--- start of Exercise material ---
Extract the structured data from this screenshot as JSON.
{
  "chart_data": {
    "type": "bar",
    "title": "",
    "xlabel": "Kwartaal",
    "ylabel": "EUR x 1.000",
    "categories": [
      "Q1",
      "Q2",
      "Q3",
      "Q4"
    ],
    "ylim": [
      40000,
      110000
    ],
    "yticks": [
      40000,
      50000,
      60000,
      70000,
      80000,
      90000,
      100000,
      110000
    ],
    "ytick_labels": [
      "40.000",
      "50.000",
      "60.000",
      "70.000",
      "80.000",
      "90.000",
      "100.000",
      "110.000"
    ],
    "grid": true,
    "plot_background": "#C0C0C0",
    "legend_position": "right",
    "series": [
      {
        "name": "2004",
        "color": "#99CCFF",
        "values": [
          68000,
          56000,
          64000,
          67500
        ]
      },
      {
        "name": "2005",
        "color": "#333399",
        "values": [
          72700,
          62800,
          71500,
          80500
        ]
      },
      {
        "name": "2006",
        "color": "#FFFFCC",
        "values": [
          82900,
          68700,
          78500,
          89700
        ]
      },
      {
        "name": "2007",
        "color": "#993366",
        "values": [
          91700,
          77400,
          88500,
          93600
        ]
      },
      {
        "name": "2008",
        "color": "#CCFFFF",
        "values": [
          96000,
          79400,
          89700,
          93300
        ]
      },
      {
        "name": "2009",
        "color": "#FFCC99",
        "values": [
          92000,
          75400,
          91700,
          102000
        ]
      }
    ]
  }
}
--- end of Exercise material ---
● Your goal: Write out all records exactly, keeping every detail.

● The output:
Extract the structured data from this screenshot as JSON.
{
  "chart_data": {
    "type": "bar",
    "title": "",
    "xlabel": "Kwartaal",
    "ylabel": "EUR x 1.000",
    "categories": [
      "Q1",
      "Q2",
      "Q3",
      "Q4"
    ],
    "ylim": [
      40000,
      110000
    ],
    "yticks": [
      40000,
      50000,
      60000,
      70000,
      80000,
      90000,
      100000,
      110000
    ],
    "ytick_labels": [
      "40.000",
      "50.000",
      "60.000",
      "70.000",
      "80.000",
      "90.000",
      "100.000",
      "110.000"
    ],
    "grid": true,
    "plot_background": "#C0C0C0",
    "legend_position": "right",
    "series": [
      {
        "name": "2004",
        "color": "#99CCFF",
        "values": [
          68000,
          56000,
          64000,
          67500
        ]
      },
      {
        "name": "2005",
        "color": "#333399",
        "values": [
          72700,
          62800,
          71500,
          80500
        ]
      },
      {
        "name": "2006",
        "color": "#FFFFCC",
        "values": [
          82900,
          68700,
          78500,
          89700
        ]
      },
      {
        "name": "2007",
        "color": "#993366",
        "values": [
          91700,
          77400,
          88500,
          93600
        ]
      },
      {
        "name": "2008",
        "color": "#CCFFFF",
        "values": [
          96000,
          79400,
          89700,
          93300
        ]
      },
      {
        "name": "2009",
        "color": "#FFCC99",
        "values": [
          92000,
          75400,
          91700,
          102000
        ]
      }
    ]
  }
}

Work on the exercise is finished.